(Records)
= = = =

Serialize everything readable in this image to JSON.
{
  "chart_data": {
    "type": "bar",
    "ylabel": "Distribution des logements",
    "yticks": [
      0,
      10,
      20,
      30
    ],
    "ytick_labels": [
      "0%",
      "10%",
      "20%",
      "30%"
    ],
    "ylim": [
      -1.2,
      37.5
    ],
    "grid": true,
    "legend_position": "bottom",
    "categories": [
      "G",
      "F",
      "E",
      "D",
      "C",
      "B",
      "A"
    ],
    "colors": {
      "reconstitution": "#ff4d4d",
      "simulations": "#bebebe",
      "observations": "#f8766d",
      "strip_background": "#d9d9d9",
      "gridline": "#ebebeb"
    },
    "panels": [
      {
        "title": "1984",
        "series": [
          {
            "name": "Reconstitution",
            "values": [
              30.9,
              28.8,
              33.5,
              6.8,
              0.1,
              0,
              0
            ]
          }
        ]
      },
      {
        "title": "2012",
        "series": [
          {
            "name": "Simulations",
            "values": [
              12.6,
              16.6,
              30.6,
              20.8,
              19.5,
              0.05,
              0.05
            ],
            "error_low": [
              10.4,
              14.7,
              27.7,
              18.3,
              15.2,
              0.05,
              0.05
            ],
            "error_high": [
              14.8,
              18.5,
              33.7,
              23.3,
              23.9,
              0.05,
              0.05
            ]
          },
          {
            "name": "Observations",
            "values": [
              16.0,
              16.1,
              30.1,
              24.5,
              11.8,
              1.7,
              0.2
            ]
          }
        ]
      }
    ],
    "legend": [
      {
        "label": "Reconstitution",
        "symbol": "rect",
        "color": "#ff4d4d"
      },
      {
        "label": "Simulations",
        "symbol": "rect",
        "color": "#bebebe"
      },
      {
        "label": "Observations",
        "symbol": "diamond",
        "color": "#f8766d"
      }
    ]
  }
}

= = = =

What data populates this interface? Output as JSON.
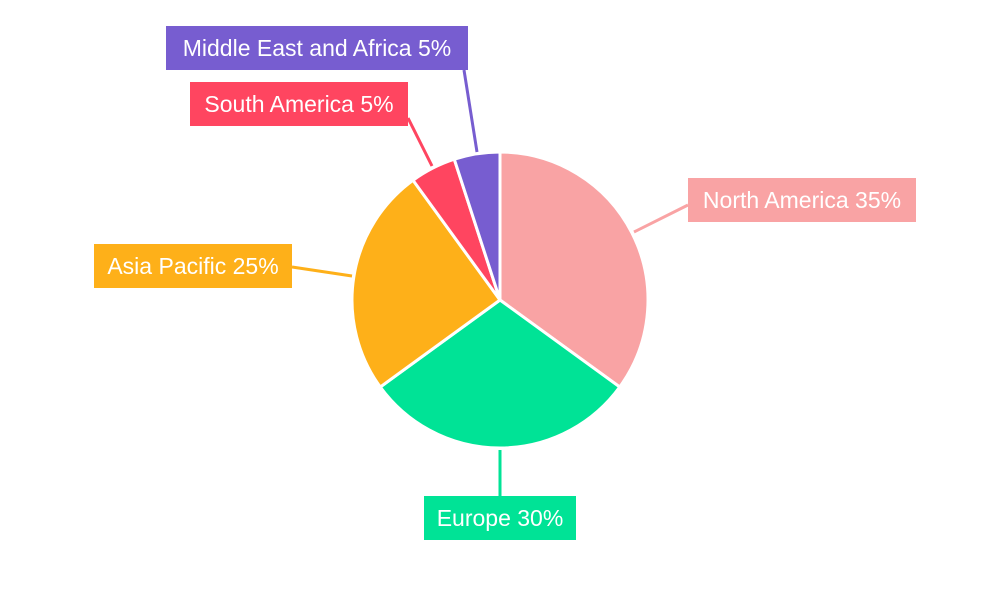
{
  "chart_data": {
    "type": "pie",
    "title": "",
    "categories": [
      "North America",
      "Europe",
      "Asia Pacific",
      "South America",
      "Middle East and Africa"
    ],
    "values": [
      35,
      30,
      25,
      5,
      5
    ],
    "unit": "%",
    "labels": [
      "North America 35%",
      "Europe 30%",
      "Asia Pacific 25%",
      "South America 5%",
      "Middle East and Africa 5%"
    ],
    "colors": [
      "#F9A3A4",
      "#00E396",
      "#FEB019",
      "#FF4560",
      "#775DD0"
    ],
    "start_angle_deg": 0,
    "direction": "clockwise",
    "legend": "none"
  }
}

= = = =

# TO DO:
Track down every line with the word "East" and copy it.

# COMPLETE RESPONSE:
      "Middle East and Africa"
      "Middle East and Africa 5%"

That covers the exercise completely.